Write every line of the material out exactly as shown.

>> Begin Provided information

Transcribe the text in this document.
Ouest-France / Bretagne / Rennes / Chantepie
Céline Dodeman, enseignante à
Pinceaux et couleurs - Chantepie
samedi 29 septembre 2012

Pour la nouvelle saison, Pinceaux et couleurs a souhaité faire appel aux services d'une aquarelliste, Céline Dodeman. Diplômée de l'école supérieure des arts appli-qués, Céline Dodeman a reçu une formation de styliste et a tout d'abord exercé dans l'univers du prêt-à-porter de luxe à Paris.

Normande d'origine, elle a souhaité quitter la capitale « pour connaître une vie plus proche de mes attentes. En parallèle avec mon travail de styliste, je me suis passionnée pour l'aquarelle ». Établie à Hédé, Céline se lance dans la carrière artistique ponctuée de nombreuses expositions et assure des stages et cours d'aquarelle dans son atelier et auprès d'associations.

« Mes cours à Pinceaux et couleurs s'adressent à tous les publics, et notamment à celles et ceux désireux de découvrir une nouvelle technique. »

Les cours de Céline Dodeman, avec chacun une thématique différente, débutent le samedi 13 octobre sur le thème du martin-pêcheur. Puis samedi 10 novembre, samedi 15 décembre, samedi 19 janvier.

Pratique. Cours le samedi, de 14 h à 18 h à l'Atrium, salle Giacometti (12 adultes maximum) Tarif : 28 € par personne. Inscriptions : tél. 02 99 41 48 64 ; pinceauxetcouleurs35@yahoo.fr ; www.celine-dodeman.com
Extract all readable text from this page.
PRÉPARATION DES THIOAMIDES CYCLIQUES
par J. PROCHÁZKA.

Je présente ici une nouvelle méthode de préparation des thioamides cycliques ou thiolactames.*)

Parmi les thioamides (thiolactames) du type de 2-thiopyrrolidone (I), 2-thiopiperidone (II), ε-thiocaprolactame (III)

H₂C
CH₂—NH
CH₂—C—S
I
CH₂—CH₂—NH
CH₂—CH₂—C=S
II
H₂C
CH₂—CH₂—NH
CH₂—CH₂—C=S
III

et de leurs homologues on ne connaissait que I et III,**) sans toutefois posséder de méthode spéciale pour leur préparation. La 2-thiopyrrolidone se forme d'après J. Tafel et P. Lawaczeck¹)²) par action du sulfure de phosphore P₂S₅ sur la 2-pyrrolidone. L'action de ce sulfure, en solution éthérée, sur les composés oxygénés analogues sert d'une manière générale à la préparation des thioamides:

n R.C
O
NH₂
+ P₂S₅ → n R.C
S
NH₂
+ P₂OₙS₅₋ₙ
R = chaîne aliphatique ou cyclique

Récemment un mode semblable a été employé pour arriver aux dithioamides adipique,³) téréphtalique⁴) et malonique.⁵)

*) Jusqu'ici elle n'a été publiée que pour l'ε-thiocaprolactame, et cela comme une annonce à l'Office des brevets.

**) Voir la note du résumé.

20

>> End Provided information

## Correct response
Transcribe the text in this document.
Ouest-France / Bretagne / Rennes / Chantepie
Céline Dodeman, enseignante à
Pinceaux et couleurs - Chantepie
samedi 29 septembre 2012

Pour la nouvelle saison, Pinceaux et couleurs a souhaité faire appel aux services d'une aquarelliste, Céline Dodeman. Diplômée de l'école supérieure des arts appli-qués, Céline Dodeman a reçu une formation de styliste et a tout d'abord exercé dans l'univers du prêt-à-porter de luxe à Paris.

Normande d'origine, elle a souhaité quitter la capitale « pour connaître une vie plus proche de mes attentes. En parallèle avec mon travail de styliste, je me suis passionnée pour l'aquarelle ». Établie à Hédé, Céline se lance dans la carrière artistique ponctuée de nombreuses expositions et assure des stages et cours d'aquarelle dans son atelier et auprès d'associations.

« Mes cours à Pinceaux et couleurs s'adressent à tous les publics, et notamment à celles et ceux désireux de découvrir une nouvelle technique. »

Les cours de Céline Dodeman, avec chacun une thématique différente, débutent le samedi 13 octobre sur le thème du martin-pêcheur. Puis samedi 10 novembre, samedi 15 décembre, samedi 19 janvier.

Pratique. Cours le samedi, de 14 h à 18 h à l'Atrium, salle Giacometti (12 adultes maximum) Tarif : 28 € par personne. Inscriptions : tél. 02 99 41 48 64 ; pinceauxetcouleurs35@yahoo.fr ; www.celine-dodeman.com
Extract all readable text from this page.
PRÉPARATION DES THIOAMIDES CYCLIQUES
par J. PROCHÁZKA.

Je présente ici une nouvelle méthode de préparation des thioamides cycliques ou thiolactames.*)

Parmi les thioamides (thiolactames) du type de 2-thiopyrrolidone (I), 2-thiopiperidone (II), ε-thiocaprolactame (III)

H₂C
CH₂—NH
CH₂—C—S
I
CH₂—CH₂—NH
CH₂—CH₂—C=S
II
H₂C
CH₂—CH₂—NH
CH₂—CH₂—C=S
III

et de leurs homologues on ne connaissait que I et III,**) sans toutefois posséder de méthode spéciale pour leur préparation. La 2-thiopyrrolidone se forme d'après J. Tafel et P. Lawaczeck¹)²) par action du sulfure de phosphore P₂S₅ sur la 2-pyrrolidone. L'action de ce sulfure, en solution éthérée, sur les composés oxygénés analogues sert d'une manière générale à la préparation des thioamides:

n R.C
O
NH₂
+ P₂S₅ → n R.C
S
NH₂
+ P₂OₙS₅₋ₙ
R = chaîne aliphatique ou cyclique

Récemment un mode semblable a été employé pour arriver aux dithioamides adipique,³) téréphtalique⁴) et malonique.⁵)

*) Jusqu'ici elle n'a été publiée que pour l'ε-thiocaprolactame, et cela comme une annonce à l'Office des brevets.

**) Voir la note du résumé.

20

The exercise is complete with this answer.